• **Do this**: Provide the data again in its entirety, exactly as given.

• **Material for this exercise**:
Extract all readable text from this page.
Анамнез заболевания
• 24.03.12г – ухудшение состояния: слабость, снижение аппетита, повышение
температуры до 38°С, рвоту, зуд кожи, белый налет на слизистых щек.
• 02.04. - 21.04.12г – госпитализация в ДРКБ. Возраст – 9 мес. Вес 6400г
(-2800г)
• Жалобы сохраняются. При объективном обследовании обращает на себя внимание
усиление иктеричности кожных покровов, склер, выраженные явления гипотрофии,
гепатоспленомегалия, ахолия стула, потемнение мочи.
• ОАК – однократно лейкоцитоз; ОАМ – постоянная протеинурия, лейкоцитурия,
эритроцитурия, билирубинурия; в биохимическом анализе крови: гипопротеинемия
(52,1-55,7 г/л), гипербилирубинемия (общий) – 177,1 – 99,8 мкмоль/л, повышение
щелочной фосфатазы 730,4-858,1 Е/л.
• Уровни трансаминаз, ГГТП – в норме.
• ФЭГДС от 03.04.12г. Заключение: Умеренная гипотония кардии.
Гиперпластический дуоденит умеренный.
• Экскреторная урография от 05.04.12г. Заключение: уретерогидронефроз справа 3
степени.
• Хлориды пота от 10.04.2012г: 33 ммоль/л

• **Right answer**:
Extract all readable text from this page.
Анамнез заболевания
• 24.03.12г – ухудшение состояния: слабость, снижение аппетита, повышение
температуры до 38°С, рвоту, зуд кожи, белый налет на слизистых щек.
• 02.04. - 21.04.12г – госпитализация в ДРКБ. Возраст – 9 мес. Вес 6400г
(-2800г)
• Жалобы сохраняются. При объективном обследовании обращает на себя внимание
усиление иктеричности кожных покровов, склер, выраженные явления гипотрофии,
гепатоспленомегалия, ахолия стула, потемнение мочи.
• ОАК – однократно лейкоцитоз; ОАМ – постоянная протеинурия, лейкоцитурия,
эритроцитурия, билирубинурия; в биохимическом анализе крови: гипопротеинемия
(52,1-55,7 г/л), гипербилирубинемия (общий) – 177,1 – 99,8 мкмоль/л, повышение
щелочной фосфатазы 730,4-858,1 Е/л.
• Уровни трансаминаз, ГГТП – в норме.
• ФЭГДС от 03.04.12г. Заключение: Умеренная гипотония кардии.
Гиперпластический дуоденит умеренный.
• Экскреторная урография от 05.04.12г. Заключение: уретерогидронефроз справа 3
степени.
• Хлориды пота от 10.04.2012г: 33 ммоль/л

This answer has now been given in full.